*YOUR INSTRUCTIONS:* List each line of the data that holds the string "dass", please.

*DATASET EXTRACT:*
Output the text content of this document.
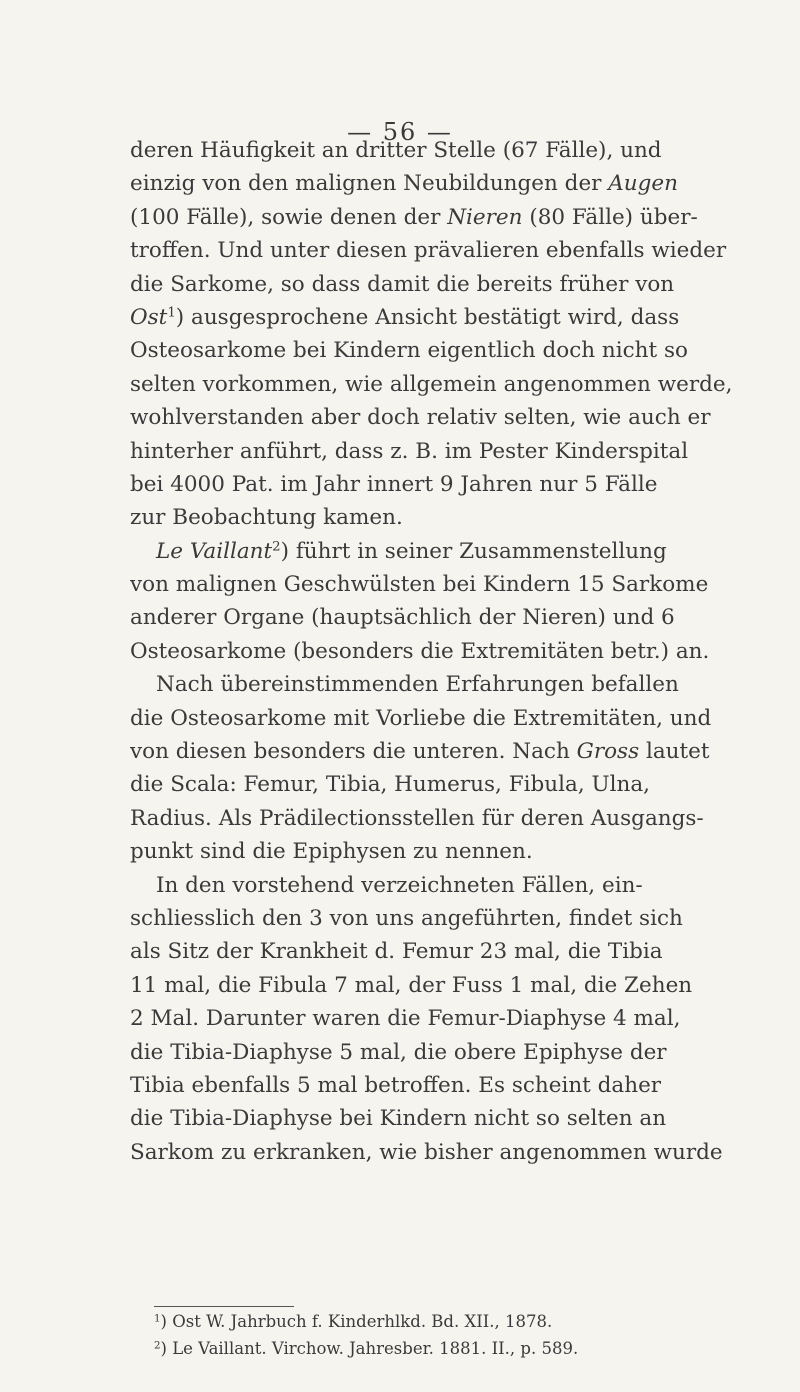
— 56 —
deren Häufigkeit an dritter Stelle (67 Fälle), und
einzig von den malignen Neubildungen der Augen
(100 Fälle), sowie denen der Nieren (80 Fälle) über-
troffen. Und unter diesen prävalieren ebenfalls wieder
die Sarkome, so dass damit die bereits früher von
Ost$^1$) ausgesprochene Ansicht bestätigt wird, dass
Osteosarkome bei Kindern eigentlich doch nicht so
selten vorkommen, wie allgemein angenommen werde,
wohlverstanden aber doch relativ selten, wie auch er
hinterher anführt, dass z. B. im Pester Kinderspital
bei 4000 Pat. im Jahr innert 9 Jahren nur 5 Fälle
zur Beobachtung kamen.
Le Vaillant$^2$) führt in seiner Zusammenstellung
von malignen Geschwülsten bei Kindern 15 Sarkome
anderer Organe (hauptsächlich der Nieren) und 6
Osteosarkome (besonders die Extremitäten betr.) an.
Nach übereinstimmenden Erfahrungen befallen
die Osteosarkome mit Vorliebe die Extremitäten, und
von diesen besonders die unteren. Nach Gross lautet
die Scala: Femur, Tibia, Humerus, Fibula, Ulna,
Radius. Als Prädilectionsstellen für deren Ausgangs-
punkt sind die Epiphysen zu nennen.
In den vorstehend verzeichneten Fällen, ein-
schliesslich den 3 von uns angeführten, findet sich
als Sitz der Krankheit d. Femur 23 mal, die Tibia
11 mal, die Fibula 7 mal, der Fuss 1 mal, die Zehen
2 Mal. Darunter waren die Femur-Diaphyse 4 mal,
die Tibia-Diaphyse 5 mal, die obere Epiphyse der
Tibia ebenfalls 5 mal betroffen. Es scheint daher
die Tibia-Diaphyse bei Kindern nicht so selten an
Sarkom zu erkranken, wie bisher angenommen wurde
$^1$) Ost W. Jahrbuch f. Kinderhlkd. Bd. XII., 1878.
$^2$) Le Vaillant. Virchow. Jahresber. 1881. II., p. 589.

*EXERCISE SOLUTION:*
die Sarkome, so dass damit die bereits früher von
Ost$^1$) ausgesprochene Ansicht bestätigt wird, dass
hinterher anführt, dass z. B. im Pester Kinderspital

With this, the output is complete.